[DATA start]

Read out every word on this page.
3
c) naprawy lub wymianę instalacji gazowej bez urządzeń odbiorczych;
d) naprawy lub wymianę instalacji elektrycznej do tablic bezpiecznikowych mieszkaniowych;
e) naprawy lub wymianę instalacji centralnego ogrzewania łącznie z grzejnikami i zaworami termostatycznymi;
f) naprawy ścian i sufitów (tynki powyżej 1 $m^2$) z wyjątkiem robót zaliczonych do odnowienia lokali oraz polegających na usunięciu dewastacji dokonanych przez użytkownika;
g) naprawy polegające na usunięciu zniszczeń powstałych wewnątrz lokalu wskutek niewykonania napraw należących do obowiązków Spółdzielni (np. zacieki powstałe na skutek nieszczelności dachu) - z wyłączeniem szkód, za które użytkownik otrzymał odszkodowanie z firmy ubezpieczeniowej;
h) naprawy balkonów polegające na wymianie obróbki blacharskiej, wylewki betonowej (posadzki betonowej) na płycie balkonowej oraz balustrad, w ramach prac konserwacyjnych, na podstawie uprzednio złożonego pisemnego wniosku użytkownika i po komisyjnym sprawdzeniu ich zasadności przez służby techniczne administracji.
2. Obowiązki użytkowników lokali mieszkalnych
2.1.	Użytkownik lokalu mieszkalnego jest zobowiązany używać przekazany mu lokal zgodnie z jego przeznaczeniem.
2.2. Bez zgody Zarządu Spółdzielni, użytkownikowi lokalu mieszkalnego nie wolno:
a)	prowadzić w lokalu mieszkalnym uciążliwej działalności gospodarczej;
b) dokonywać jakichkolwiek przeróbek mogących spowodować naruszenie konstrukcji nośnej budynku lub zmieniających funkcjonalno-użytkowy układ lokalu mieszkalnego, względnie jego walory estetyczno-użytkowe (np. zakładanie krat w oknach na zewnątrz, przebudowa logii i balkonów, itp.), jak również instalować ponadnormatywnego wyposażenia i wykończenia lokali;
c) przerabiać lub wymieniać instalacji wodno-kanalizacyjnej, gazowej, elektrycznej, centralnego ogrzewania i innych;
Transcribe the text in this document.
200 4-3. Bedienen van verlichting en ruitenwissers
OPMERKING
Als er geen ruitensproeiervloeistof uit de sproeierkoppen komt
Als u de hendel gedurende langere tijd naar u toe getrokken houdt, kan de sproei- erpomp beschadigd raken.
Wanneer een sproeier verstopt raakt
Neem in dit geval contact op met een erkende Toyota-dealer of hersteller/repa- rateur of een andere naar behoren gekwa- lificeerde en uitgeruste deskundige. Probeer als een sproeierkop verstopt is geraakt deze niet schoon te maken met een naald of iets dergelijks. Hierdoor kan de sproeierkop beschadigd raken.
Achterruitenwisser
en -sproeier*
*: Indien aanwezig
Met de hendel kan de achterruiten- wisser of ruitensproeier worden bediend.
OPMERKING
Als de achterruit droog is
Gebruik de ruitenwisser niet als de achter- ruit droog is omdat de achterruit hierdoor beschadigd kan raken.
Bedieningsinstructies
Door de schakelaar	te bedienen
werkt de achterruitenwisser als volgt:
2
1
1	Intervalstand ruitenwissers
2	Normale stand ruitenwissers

[DATA end]

EXERCISE PROMPT ▸
Whichever lines contain the string "this", select and copy them.

CORRECT OUTPUT ▸
Read out every word on this page.
Transcribe the text in this document.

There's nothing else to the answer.